**Given problem:**
Take from the listing each line that has the string "phải".

**Exercise inputs:**
=-=-=
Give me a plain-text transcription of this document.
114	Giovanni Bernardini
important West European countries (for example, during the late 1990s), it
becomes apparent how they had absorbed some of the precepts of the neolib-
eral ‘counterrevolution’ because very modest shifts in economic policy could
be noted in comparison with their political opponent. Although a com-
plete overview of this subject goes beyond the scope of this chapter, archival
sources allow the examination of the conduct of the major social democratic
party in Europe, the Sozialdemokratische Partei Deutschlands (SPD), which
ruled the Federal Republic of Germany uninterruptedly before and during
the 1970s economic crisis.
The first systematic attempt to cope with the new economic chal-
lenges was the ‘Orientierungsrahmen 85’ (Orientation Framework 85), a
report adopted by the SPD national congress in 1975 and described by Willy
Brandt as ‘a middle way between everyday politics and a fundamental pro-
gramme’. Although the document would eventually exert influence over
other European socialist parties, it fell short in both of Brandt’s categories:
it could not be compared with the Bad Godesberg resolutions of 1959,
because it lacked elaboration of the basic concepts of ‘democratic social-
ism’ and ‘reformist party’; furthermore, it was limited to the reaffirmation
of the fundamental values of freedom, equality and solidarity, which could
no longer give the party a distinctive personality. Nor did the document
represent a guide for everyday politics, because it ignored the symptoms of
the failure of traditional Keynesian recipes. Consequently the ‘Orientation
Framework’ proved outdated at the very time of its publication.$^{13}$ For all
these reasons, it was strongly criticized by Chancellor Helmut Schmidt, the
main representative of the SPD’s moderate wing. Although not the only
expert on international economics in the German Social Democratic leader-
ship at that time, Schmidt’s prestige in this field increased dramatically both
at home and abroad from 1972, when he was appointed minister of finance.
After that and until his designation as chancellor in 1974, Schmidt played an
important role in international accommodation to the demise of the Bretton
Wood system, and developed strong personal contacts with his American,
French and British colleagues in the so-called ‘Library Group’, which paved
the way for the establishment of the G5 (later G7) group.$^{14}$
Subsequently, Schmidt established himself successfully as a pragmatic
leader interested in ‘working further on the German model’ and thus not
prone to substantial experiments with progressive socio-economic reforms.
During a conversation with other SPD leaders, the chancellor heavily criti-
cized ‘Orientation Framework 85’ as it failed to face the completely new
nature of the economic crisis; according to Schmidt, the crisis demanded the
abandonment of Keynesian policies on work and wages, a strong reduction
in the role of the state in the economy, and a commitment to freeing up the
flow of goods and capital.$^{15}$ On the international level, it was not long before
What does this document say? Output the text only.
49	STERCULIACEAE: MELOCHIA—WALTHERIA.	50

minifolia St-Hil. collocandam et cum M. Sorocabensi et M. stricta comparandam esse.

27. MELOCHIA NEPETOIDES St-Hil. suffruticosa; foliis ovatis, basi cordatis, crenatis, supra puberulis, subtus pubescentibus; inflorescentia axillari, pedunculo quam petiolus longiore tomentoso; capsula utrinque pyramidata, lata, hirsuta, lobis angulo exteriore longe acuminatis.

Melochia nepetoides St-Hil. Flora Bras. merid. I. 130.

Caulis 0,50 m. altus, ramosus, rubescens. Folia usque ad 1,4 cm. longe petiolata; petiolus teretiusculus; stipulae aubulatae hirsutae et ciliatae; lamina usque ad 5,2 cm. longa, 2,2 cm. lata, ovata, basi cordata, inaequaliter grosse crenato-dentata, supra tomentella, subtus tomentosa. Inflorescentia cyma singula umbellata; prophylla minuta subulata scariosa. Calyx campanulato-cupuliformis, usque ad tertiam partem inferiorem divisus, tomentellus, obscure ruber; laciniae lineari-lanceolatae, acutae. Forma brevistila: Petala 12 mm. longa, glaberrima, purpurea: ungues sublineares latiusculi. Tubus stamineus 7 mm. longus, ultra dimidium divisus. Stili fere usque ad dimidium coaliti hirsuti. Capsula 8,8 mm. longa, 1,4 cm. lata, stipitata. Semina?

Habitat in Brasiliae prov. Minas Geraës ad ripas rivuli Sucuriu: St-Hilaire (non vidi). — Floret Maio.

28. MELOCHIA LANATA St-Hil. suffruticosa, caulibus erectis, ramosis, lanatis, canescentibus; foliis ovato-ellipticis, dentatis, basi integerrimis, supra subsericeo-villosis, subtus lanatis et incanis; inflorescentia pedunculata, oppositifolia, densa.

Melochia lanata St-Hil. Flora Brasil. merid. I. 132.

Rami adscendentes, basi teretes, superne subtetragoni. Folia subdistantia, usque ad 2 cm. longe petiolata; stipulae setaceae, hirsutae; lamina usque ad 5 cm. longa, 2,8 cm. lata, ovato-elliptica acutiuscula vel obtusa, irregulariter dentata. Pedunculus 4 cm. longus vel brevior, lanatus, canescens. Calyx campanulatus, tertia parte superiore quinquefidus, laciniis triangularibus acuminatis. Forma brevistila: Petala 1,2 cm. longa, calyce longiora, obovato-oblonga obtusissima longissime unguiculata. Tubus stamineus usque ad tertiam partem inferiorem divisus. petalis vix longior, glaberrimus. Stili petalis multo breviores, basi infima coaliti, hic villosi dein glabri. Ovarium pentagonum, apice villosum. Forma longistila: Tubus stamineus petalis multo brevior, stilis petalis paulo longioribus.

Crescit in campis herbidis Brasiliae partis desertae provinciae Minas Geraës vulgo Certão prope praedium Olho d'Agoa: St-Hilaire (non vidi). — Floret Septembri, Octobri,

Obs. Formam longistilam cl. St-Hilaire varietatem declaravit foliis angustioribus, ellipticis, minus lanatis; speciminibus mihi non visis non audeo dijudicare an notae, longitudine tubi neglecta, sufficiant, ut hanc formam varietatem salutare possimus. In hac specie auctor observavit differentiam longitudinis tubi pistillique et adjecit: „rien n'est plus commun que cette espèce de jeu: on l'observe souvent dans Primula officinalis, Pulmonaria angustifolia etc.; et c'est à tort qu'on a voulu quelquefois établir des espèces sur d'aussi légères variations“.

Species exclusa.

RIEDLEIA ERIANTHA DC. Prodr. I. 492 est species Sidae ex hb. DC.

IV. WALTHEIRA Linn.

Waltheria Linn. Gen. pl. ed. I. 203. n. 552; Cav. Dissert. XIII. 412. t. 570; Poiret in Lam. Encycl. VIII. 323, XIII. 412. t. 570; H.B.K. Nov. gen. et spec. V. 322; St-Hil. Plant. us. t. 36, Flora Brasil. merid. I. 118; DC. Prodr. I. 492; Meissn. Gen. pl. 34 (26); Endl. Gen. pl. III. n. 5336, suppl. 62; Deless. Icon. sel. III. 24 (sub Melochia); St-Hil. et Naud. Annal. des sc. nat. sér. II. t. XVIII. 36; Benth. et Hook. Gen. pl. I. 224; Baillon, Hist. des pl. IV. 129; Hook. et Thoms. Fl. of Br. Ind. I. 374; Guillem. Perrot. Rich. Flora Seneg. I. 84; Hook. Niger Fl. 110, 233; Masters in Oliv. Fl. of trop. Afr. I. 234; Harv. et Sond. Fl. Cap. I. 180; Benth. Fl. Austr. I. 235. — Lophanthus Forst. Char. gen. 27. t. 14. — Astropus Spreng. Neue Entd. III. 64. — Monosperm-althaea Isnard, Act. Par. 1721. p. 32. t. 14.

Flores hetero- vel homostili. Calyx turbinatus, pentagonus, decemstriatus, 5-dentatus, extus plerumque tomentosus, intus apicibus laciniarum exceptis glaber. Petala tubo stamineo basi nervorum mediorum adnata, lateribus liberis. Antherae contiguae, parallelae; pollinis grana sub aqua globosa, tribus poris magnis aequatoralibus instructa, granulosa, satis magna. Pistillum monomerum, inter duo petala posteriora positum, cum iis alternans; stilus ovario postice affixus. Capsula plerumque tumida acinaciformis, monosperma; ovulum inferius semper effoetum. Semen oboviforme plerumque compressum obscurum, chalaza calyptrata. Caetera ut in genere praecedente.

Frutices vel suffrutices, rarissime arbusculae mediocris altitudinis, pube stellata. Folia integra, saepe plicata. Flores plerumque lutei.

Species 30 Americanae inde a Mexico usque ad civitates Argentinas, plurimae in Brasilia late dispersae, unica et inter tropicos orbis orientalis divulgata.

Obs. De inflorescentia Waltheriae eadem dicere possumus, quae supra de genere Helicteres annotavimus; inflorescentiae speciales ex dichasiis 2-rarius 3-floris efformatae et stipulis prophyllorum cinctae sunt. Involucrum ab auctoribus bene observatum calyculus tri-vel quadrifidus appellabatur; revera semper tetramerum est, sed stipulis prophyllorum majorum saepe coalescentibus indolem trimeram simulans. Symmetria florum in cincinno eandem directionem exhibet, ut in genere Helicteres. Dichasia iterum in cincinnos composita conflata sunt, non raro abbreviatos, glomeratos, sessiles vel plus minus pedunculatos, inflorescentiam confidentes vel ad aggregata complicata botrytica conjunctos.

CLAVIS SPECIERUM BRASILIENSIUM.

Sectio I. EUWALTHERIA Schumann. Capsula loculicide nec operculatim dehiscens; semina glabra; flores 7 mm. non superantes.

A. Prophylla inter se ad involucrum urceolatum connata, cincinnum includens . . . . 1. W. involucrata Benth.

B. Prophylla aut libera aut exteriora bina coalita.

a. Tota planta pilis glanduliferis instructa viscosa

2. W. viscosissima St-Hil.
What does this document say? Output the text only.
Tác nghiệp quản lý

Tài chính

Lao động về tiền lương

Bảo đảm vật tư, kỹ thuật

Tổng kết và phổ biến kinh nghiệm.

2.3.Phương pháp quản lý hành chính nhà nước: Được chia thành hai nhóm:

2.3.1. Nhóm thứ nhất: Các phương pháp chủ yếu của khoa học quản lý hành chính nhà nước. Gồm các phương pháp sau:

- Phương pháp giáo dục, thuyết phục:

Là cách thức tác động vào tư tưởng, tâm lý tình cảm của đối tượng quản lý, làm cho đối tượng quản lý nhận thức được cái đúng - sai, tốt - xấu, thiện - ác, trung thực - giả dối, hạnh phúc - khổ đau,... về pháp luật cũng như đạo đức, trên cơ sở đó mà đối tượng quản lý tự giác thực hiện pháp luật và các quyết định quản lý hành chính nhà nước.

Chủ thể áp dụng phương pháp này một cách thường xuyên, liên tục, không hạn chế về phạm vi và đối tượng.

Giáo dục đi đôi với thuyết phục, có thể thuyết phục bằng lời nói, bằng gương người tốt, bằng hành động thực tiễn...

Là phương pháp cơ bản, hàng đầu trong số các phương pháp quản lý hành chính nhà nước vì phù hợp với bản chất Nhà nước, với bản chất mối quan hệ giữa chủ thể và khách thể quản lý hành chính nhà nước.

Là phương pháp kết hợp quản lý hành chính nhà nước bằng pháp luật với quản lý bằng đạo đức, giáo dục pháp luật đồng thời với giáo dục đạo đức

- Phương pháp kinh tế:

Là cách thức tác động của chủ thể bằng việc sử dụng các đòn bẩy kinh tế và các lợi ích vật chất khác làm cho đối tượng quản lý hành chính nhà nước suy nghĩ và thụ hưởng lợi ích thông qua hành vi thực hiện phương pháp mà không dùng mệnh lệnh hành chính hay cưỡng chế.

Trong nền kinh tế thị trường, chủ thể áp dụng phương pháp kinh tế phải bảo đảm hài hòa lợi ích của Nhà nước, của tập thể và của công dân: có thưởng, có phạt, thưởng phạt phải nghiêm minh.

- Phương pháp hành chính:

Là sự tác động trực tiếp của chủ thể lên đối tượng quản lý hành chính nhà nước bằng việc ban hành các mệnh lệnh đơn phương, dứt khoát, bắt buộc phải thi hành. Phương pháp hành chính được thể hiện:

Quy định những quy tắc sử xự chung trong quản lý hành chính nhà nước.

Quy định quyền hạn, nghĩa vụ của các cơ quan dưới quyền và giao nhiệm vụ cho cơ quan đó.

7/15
=-=-=
**The result:**
Trong nền kinh tế thị trường, chủ thể áp dụng phương pháp kinh tế phải bảo đảm hài hòa lợi ích của Nhà nước, của tập thể và của công dân: có thưởng, có phạt, thưởng phạt phải nghiêm minh.
Là sự tác động trực tiếp của chủ thể lên đối tượng quản lý hành chính nhà nước bằng việc ban hành các mệnh lệnh đơn phương, dứt khoát, bắt buộc phải thi hành. Phương pháp hành chính được thể hiện:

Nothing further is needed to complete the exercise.